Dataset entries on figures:
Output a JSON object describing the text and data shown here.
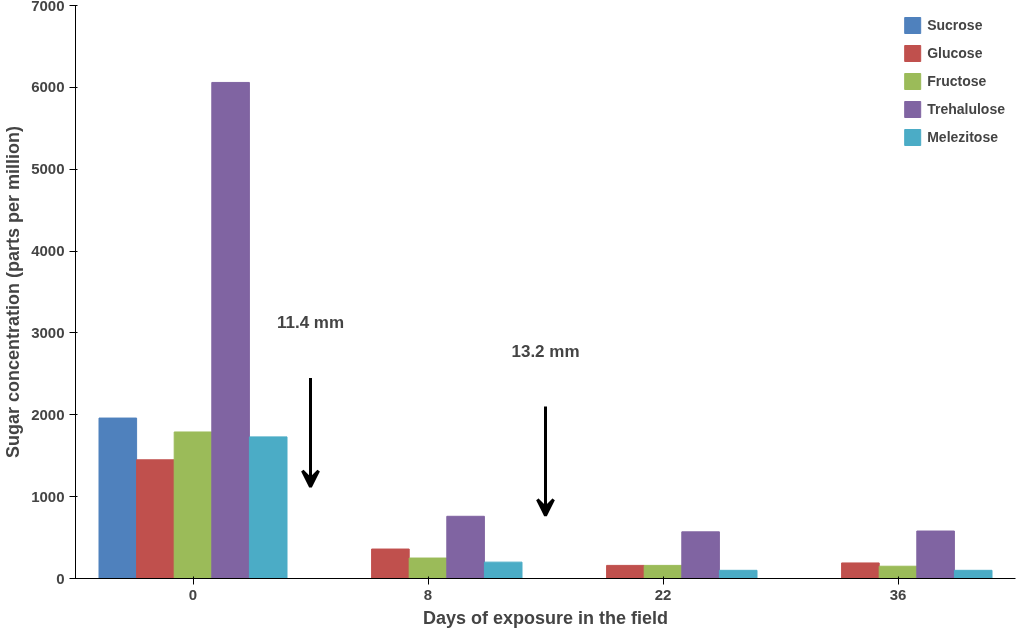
{
  "chart_data": {
    "type": "bar",
    "xlabel": "Days of exposure in the field",
    "ylabel": "Sugar concentration (parts per million)",
    "categories": [
      "0",
      "8",
      "22",
      "36"
    ],
    "series": [
      {
        "name": "Sucrose",
        "color": "#4f81bd",
        "values": [
          1960,
          0,
          0,
          0
        ]
      },
      {
        "name": "Glucose",
        "color": "#c0504d",
        "values": [
          1450,
          360,
          160,
          190
        ]
      },
      {
        "name": "Fructose",
        "color": "#9bbb59",
        "values": [
          1790,
          250,
          160,
          150
        ]
      },
      {
        "name": "Trehalulose",
        "color": "#8064a2",
        "values": [
          6060,
          760,
          570,
          580
        ]
      },
      {
        "name": "Melezitose",
        "color": "#4bacc6",
        "values": [
          1730,
          200,
          100,
          100
        ]
      }
    ],
    "ylim": [
      0,
      7000
    ],
    "yticks": [
      0,
      1000,
      2000,
      3000,
      4000,
      5000,
      6000,
      7000
    ],
    "annotations": [
      "11.4 mm",
      "13.2 mm"
    ],
    "legend": "top right",
    "grid": false
  }
}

• _What is required_: All of the data needs repeating exactly, but the pictures do not.

• _Response for this exercise_:
Output a JSON object describing the text and data shown here.
{
  "chart_data": {
    "type": "bar",
    "xlabel": "Days of exposure in the field",
    "ylabel": "Sugar concentration (parts per million)",
    "categories": [
      "0",
      "8",
      "22",
      "36"
    ],
    "series": [
      {
        "name": "Sucrose",
        "color": "#4f81bd",
        "values": [
          1960,
          0,
          0,
          0
        ]
      },
      {
        "name": "Glucose",
        "color": "#c0504d",
        "values": [
          1450,
          360,
          160,
          190
        ]
      },
      {
        "name": "Fructose",
        "color": "#9bbb59",
        "values": [
          1790,
          250,
          160,
          150
        ]
      },
      {
        "name": "Trehalulose",
        "color": "#8064a2",
        "values": [
          6060,
          760,
          570,
          580
        ]
      },
      {
        "name": "Melezitose",
        "color": "#4bacc6",
        "values": [
          1730,
          200,
          100,
          100
        ]
      }
    ],
    "ylim": [
      0,
      7000
    ],
    "yticks": [
      0,
      1000,
      2000,
      3000,
      4000,
      5000,
      6000,
      7000
    ],
    "annotations": [
      "11.4 mm",
      "13.2 mm"
    ],
    "legend": "top right",
    "grid": false
  }
}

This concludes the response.